**Work instructions**:
Every line must be returned precisely as it is written.

(Dataset entries)
☆ ☆ ☆

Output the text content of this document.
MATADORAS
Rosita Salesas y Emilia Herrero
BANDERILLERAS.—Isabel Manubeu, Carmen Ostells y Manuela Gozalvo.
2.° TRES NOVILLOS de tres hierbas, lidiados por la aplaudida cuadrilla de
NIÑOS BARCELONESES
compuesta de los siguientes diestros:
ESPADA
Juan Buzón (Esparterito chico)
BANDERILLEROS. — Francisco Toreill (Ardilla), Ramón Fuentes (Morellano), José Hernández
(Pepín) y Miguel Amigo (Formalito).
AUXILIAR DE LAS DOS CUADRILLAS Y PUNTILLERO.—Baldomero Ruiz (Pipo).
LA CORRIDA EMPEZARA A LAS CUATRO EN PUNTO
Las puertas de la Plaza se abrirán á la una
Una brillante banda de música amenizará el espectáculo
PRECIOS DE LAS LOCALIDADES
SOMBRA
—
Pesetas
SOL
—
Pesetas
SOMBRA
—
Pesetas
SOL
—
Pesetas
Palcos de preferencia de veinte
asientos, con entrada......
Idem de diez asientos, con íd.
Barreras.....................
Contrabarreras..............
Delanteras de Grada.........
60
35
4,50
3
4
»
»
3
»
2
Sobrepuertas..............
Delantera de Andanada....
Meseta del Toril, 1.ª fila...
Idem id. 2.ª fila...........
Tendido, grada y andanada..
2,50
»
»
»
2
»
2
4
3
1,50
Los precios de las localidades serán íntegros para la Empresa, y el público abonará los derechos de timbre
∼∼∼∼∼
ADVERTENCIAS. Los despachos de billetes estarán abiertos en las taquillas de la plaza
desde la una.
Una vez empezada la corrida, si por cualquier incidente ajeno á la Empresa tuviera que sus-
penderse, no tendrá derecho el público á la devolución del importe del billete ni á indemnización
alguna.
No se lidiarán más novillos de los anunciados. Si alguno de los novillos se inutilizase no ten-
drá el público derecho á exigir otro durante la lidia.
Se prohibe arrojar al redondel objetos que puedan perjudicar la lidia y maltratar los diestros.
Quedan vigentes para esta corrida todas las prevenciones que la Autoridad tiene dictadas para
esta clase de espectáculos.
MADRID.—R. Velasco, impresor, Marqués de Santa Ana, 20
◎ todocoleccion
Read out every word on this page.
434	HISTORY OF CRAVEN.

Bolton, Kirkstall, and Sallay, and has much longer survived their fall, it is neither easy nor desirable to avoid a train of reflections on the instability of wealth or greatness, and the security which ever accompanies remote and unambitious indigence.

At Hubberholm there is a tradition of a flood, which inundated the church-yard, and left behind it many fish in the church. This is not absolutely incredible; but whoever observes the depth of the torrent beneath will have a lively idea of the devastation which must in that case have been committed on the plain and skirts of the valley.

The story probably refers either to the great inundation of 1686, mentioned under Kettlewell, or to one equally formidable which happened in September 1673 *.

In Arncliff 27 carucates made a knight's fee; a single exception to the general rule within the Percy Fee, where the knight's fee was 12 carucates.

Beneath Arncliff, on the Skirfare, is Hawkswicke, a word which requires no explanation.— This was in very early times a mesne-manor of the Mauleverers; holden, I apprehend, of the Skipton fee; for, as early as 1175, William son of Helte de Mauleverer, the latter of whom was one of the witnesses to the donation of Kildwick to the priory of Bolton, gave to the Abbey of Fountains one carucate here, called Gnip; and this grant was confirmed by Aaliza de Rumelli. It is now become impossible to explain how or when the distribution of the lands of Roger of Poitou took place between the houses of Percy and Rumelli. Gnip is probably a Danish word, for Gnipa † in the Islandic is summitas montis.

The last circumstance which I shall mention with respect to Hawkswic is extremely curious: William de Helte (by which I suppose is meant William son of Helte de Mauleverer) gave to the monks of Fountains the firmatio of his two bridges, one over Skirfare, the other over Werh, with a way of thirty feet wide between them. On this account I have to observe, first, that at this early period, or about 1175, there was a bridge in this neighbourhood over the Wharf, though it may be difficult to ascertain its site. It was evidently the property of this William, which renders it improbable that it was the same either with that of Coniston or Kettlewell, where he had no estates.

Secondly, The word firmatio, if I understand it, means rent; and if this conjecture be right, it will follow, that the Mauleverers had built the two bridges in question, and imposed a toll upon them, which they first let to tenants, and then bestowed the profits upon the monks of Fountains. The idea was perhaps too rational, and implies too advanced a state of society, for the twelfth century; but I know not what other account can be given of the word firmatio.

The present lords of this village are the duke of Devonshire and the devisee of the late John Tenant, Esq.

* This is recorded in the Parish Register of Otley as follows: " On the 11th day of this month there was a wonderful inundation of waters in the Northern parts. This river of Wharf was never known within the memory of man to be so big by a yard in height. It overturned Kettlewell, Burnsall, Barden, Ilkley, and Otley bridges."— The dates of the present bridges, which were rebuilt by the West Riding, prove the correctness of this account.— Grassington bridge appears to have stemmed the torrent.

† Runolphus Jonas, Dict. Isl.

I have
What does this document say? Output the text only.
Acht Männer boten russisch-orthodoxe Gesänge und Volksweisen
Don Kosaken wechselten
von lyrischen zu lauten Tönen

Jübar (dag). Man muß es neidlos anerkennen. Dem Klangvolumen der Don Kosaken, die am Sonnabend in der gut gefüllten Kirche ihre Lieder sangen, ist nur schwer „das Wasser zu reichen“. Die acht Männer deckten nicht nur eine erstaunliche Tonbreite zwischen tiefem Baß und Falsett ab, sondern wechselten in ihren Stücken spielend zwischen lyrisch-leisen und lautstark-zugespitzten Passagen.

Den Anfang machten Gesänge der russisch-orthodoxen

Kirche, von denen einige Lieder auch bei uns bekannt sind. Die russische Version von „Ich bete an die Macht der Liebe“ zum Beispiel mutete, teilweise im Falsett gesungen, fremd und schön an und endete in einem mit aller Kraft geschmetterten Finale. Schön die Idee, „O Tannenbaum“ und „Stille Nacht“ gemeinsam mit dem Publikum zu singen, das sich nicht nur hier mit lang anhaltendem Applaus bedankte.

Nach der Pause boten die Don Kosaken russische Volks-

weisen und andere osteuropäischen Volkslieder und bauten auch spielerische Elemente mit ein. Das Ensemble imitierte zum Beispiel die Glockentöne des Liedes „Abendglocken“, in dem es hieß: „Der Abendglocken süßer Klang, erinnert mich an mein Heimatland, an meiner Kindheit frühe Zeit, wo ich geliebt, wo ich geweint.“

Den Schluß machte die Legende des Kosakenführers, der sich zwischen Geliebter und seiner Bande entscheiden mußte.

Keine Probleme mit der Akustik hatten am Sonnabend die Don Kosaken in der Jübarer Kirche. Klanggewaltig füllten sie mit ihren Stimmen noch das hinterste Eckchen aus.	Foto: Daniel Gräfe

☆ ☆ ☆

**Written response**:
Output the text content of this document.
MATADORAS
Rosita Salesas y Emilia Herrero
BANDERILLERAS.—Isabel Manubeu, Carmen Ostells y Manuela Gozalvo.
2.° TRES NOVILLOS de tres hierbas, lidiados por la aplaudida cuadrilla de
NIÑOS BARCELONESES
compuesta de los siguientes diestros:
ESPADA
Juan Buzón (Esparterito chico)
BANDERILLEROS. — Francisco Toreill (Ardilla), Ramón Fuentes (Morellano), José Hernández
(Pepín) y Miguel Amigo (Formalito).
AUXILIAR DE LAS DOS CUADRILLAS Y PUNTILLERO.—Baldomero Ruiz (Pipo).
LA CORRIDA EMPEZARA A LAS CUATRO EN PUNTO
Las puertas de la Plaza se abrirán á la una
Una brillante banda de música amenizará el espectáculo
PRECIOS DE LAS LOCALIDADES
SOMBRA
—
Pesetas
SOL
—
Pesetas
SOMBRA
—
Pesetas
SOL
—
Pesetas
Palcos de preferencia de veinte
asientos, con entrada......
Idem de diez asientos, con íd.
Barreras.....................
Contrabarreras..............
Delanteras de Grada.........
60
35
4,50
3
4
»
»
3
»
2
Sobrepuertas..............
Delantera de Andanada....
Meseta del Toril, 1.ª fila...
Idem id. 2.ª fila...........
Tendido, grada y andanada..
2,50
»
»
»
2
»
2
4
3
1,50
Los precios de las localidades serán íntegros para la Empresa, y el público abonará los derechos de timbre
∼∼∼∼∼
ADVERTENCIAS. Los despachos de billetes estarán abiertos en las taquillas de la plaza
desde la una.
Una vez empezada la corrida, si por cualquier incidente ajeno á la Empresa tuviera que sus-
penderse, no tendrá derecho el público á la devolución del importe del billete ni á indemnización
alguna.
No se lidiarán más novillos de los anunciados. Si alguno de los novillos se inutilizase no ten-
drá el público derecho á exigir otro durante la lidia.
Se prohibe arrojar al redondel objetos que puedan perjudicar la lidia y maltratar los diestros.
Quedan vigentes para esta corrida todas las prevenciones que la Autoridad tiene dictadas para
esta clase de espectáculos.
MADRID.—R. Velasco, impresor, Marqués de Santa Ana, 20
◎ todocoleccion
Read out every word on this page.
434	HISTORY OF CRAVEN.

Bolton, Kirkstall, and Sallay, and has much longer survived their fall, it is neither easy nor desirable to avoid a train of reflections on the instability of wealth or greatness, and the security which ever accompanies remote and unambitious indigence.

At Hubberholm there is a tradition of a flood, which inundated the church-yard, and left behind it many fish in the church. This is not absolutely incredible; but whoever observes the depth of the torrent beneath will have a lively idea of the devastation which must in that case have been committed on the plain and skirts of the valley.

The story probably refers either to the great inundation of 1686, mentioned under Kettlewell, or to one equally formidable which happened in September 1673 *.

In Arncliff 27 carucates made a knight's fee; a single exception to the general rule within the Percy Fee, where the knight's fee was 12 carucates.

Beneath Arncliff, on the Skirfare, is Hawkswicke, a word which requires no explanation.— This was in very early times a mesne-manor of the Mauleverers; holden, I apprehend, of the Skipton fee; for, as early as 1175, William son of Helte de Mauleverer, the latter of whom was one of the witnesses to the donation of Kildwick to the priory of Bolton, gave to the Abbey of Fountains one carucate here, called Gnip; and this grant was confirmed by Aaliza de Rumelli. It is now become impossible to explain how or when the distribution of the lands of Roger of Poitou took place between the houses of Percy and Rumelli. Gnip is probably a Danish word, for Gnipa † in the Islandic is summitas montis.

The last circumstance which I shall mention with respect to Hawkswic is extremely curious: William de Helte (by which I suppose is meant William son of Helte de Mauleverer) gave to the monks of Fountains the firmatio of his two bridges, one over Skirfare, the other over Werh, with a way of thirty feet wide between them. On this account I have to observe, first, that at this early period, or about 1175, there was a bridge in this neighbourhood over the Wharf, though it may be difficult to ascertain its site. It was evidently the property of this William, which renders it improbable that it was the same either with that of Coniston or Kettlewell, where he had no estates.

Secondly, The word firmatio, if I understand it, means rent; and if this conjecture be right, it will follow, that the Mauleverers had built the two bridges in question, and imposed a toll upon them, which they first let to tenants, and then bestowed the profits upon the monks of Fountains. The idea was perhaps too rational, and implies too advanced a state of society, for the twelfth century; but I know not what other account can be given of the word firmatio.

The present lords of this village are the duke of Devonshire and the devisee of the late John Tenant, Esq.

* This is recorded in the Parish Register of Otley as follows: " On the 11th day of this month there was a wonderful inundation of waters in the Northern parts. This river of Wharf was never known within the memory of man to be so big by a yard in height. It overturned Kettlewell, Burnsall, Barden, Ilkley, and Otley bridges."— The dates of the present bridges, which were rebuilt by the West Riding, prove the correctness of this account.— Grassington bridge appears to have stemmed the torrent.

† Runolphus Jonas, Dict. Isl.

I have
What does this document say? Output the text only.
Acht Männer boten russisch-orthodoxe Gesänge und Volksweisen
Don Kosaken wechselten
von lyrischen zu lauten Tönen

Jübar (dag). Man muß es neidlos anerkennen. Dem Klangvolumen der Don Kosaken, die am Sonnabend in der gut gefüllten Kirche ihre Lieder sangen, ist nur schwer „das Wasser zu reichen“. Die acht Männer deckten nicht nur eine erstaunliche Tonbreite zwischen tiefem Baß und Falsett ab, sondern wechselten in ihren Stücken spielend zwischen lyrisch-leisen und lautstark-zugespitzten Passagen.

Den Anfang machten Gesänge der russisch-orthodoxen

Kirche, von denen einige Lieder auch bei uns bekannt sind. Die russische Version von „Ich bete an die Macht der Liebe“ zum Beispiel mutete, teilweise im Falsett gesungen, fremd und schön an und endete in einem mit aller Kraft geschmetterten Finale. Schön die Idee, „O Tannenbaum“ und „Stille Nacht“ gemeinsam mit dem Publikum zu singen, das sich nicht nur hier mit lang anhaltendem Applaus bedankte.

Nach der Pause boten die Don Kosaken russische Volks-

weisen und andere osteuropäischen Volkslieder und bauten auch spielerische Elemente mit ein. Das Ensemble imitierte zum Beispiel die Glockentöne des Liedes „Abendglocken“, in dem es hieß: „Der Abendglocken süßer Klang, erinnert mich an mein Heimatland, an meiner Kindheit frühe Zeit, wo ich geliebt, wo ich geweint.“

Den Schluß machte die Legende des Kosakenführers, der sich zwischen Geliebter und seiner Bande entscheiden mußte.

Keine Probleme mit der Akustik hatten am Sonnabend die Don Kosaken in der Jübarer Kirche. Klanggewaltig füllten sie mit ihren Stimmen noch das hinterste Eckchen aus.	Foto: Daniel Gräfe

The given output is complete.